April 23 Reading: II Kings 9-11 Commentary
Below is our II Kings 9-11 commentary from our Beginning to End Bible reading program. You can find an email link at the end of this page to share your thoughts or comments with us.
“Because you have done well in doing what is right in My sight, and have done to the house of Ahab all that was in My heart, your sons shall sit on the throne of Israel to the fourth generation” (II Kings 10:30)
II Kings 9 – A New King for Israel
Elisha received a word for the Lord that it was time for a new king in Israel. His name was Jehu son of Jehoshaphat. And Elisha instructed one of the sons of the prophets to go to Ramoth Gilead where Jehu was and anoint him with oil (vv. 1-3).
The prophet did as Elisha instructed. He found Jehu and delivered the special message. However, his statement about being anointed king carried with it some special instructions and insight. The prophet said to Jehu:
“Thus says the Lord God of Israel: ‘I have anointed you king over the people of the Lord, over Israel. You shall strike down the house of Ahab your master, that I may avenge the blood of My servants the prophets, and the blood of all the servants of the Lord, at the hand of Jezebel. For the whole house of Ahab shall perish; and I will cut off from Ahab all the males in Israel, both bond and free…The dogs shall eat Jezebel on the plot of ground at Jezreel, and there shall be none to bury her.’ “ (vv. 6-10).
———
**Given problem 1:**
Answer these questions from the commentary:
(a) Who was the father of the new king?
(b) To what place did the prophet go to find him?
(c) According to the message, where would the dogs eat Jezebel?
**Given problem 2:**
Extract the passage of the commentary from "April 23 Reading: II" up to and including "(II Kings 10:30)".
**Given problem 3:**
Decide whether each statement agrees with the commentary, and quote the words that settle it:
(a) Elisha went to Ramoth Gilead himself to anoint Jehu.
(b) The verse quoted near the top says Jehu's sons would sit on the throne of Israel to the fourth generation.
(c) The commentary comes from a Bible reading program.
None of the items are required here.

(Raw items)
———
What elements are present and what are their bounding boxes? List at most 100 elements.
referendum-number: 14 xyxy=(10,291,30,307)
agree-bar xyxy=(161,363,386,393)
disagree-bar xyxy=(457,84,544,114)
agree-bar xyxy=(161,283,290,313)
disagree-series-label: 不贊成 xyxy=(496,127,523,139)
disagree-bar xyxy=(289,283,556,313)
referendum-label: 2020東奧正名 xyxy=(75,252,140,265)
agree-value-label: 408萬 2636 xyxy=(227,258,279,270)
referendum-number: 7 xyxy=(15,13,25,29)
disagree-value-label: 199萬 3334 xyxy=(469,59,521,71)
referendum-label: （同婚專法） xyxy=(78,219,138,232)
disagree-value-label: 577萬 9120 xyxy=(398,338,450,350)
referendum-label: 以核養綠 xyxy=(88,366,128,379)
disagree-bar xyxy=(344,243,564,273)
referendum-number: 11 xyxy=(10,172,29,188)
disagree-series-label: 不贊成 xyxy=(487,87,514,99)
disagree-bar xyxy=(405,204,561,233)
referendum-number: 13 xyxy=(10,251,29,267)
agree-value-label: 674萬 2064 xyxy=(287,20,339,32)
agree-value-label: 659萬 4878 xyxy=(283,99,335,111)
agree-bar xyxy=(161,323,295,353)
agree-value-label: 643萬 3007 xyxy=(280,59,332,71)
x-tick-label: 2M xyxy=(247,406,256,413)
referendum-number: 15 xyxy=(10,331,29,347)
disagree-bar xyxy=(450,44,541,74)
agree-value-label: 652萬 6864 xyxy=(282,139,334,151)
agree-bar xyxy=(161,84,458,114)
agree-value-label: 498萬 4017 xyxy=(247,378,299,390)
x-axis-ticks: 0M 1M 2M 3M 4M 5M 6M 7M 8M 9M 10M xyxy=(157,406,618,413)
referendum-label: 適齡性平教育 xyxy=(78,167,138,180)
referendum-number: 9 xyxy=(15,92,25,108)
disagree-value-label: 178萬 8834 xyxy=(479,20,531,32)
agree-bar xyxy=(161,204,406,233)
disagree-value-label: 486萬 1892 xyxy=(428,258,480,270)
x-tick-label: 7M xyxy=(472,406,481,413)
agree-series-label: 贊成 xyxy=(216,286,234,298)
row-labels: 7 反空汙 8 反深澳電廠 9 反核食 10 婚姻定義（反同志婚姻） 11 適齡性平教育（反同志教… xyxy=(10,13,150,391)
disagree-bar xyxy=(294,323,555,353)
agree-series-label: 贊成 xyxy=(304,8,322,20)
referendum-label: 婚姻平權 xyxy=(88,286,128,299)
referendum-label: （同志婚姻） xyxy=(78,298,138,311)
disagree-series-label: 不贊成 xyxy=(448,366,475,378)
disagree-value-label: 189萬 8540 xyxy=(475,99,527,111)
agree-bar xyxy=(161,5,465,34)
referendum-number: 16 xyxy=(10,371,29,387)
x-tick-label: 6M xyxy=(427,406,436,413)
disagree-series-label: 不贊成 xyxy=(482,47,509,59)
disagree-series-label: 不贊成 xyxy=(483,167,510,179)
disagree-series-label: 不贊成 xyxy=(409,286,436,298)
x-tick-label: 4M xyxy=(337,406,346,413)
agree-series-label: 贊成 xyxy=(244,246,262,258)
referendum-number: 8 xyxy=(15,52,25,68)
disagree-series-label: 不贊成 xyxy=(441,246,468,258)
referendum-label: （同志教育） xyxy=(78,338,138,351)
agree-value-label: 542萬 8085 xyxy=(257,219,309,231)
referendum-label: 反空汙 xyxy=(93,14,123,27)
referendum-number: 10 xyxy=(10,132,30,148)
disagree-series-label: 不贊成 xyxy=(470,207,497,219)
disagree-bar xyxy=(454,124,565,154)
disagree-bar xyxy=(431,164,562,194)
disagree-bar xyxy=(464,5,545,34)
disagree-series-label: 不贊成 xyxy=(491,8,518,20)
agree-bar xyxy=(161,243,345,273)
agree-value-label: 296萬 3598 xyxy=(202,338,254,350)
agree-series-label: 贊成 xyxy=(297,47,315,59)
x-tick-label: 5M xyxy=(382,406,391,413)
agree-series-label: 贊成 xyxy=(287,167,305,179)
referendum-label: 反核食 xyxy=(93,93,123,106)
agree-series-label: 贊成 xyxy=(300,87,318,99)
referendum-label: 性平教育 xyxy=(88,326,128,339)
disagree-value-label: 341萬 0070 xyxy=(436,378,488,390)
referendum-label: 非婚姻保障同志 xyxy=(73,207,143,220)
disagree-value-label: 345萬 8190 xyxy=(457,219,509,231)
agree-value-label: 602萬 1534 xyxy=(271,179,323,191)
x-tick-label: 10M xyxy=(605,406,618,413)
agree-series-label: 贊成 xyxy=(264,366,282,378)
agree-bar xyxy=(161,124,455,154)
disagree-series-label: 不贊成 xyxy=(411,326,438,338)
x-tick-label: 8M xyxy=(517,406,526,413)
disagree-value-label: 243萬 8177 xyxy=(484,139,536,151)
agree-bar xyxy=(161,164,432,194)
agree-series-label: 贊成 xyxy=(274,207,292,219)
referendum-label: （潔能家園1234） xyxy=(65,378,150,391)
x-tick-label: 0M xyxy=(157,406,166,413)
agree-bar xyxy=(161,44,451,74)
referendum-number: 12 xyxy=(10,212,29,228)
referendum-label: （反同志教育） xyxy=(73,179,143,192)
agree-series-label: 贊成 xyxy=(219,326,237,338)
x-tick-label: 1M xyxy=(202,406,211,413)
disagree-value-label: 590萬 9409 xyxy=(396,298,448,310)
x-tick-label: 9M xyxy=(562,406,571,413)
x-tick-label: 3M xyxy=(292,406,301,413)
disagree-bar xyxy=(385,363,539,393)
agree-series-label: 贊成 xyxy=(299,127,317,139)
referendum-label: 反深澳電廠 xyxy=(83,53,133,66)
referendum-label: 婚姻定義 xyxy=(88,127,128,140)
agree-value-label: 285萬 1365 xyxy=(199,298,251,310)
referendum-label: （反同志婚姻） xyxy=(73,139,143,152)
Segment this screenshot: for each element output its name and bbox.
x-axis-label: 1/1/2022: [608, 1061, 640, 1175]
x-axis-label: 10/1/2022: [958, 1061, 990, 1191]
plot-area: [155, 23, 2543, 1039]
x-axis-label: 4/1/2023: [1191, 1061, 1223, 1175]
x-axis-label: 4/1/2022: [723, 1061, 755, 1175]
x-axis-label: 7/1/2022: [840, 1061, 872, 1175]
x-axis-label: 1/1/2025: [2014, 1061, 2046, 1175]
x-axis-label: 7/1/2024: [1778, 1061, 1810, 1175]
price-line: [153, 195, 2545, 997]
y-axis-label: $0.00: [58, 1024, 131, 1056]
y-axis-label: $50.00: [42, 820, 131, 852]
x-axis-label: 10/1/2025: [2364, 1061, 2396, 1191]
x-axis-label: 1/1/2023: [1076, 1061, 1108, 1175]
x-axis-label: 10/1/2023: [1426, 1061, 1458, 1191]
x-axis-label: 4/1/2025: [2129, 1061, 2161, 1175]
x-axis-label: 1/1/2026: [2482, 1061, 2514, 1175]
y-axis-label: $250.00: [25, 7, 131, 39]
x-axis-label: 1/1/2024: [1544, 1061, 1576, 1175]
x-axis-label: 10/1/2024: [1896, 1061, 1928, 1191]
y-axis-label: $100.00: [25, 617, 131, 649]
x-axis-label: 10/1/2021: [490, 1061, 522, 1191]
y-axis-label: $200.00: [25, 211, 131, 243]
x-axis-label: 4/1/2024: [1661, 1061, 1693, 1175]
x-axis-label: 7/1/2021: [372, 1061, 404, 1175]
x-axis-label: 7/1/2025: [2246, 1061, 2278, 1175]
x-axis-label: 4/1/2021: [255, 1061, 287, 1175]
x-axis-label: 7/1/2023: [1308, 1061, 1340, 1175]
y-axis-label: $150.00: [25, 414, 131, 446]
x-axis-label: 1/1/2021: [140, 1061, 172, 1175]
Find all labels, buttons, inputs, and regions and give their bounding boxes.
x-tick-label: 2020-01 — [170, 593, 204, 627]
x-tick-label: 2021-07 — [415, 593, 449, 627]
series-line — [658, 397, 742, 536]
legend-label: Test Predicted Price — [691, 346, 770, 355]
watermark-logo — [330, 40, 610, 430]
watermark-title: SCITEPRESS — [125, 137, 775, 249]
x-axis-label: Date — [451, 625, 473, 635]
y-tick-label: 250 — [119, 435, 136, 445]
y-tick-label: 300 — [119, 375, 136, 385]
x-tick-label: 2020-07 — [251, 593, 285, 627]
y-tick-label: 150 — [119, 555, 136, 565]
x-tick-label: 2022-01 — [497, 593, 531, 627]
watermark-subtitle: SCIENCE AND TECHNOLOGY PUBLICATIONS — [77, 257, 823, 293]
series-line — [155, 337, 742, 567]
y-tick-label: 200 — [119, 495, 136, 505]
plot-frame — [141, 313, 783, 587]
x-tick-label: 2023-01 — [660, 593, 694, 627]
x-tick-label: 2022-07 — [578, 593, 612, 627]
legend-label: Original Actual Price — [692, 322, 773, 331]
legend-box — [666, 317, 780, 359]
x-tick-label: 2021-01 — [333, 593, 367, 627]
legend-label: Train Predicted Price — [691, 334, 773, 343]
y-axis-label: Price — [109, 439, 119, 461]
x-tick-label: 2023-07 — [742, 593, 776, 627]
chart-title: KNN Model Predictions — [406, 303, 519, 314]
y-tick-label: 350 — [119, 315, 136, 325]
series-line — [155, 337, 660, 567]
———
**Final answer 1:**
(a) Jehoshaphat
(b) Ramoth Gilead
(c) On the plot of ground at Jezreel

**Final answer 2:**
April 23 Reading: II Kings 9-11 Commentary
Below is our II Kings 9-11 commentary from our Beginning to End Bible reading program. You can find an email link at the end of this page to share your thoughts or comments with us.
“Because you have done well in doing what is right in My sight, and have done to the house of Ahab all that was in My heart, your sons shall sit on the throne of Israel to the fourth generation” (II Kings 10:30)

**Final answer 3:**
(a) No: "Elisha instructed one of the sons of the prophets to go to Ramoth Gilead where Jehu was and anoint him with oil"
(b) Yes: "your sons shall sit on the throne of Israel to the fourth generation"
(c) Yes: "from our Beginning to End Bible reading program"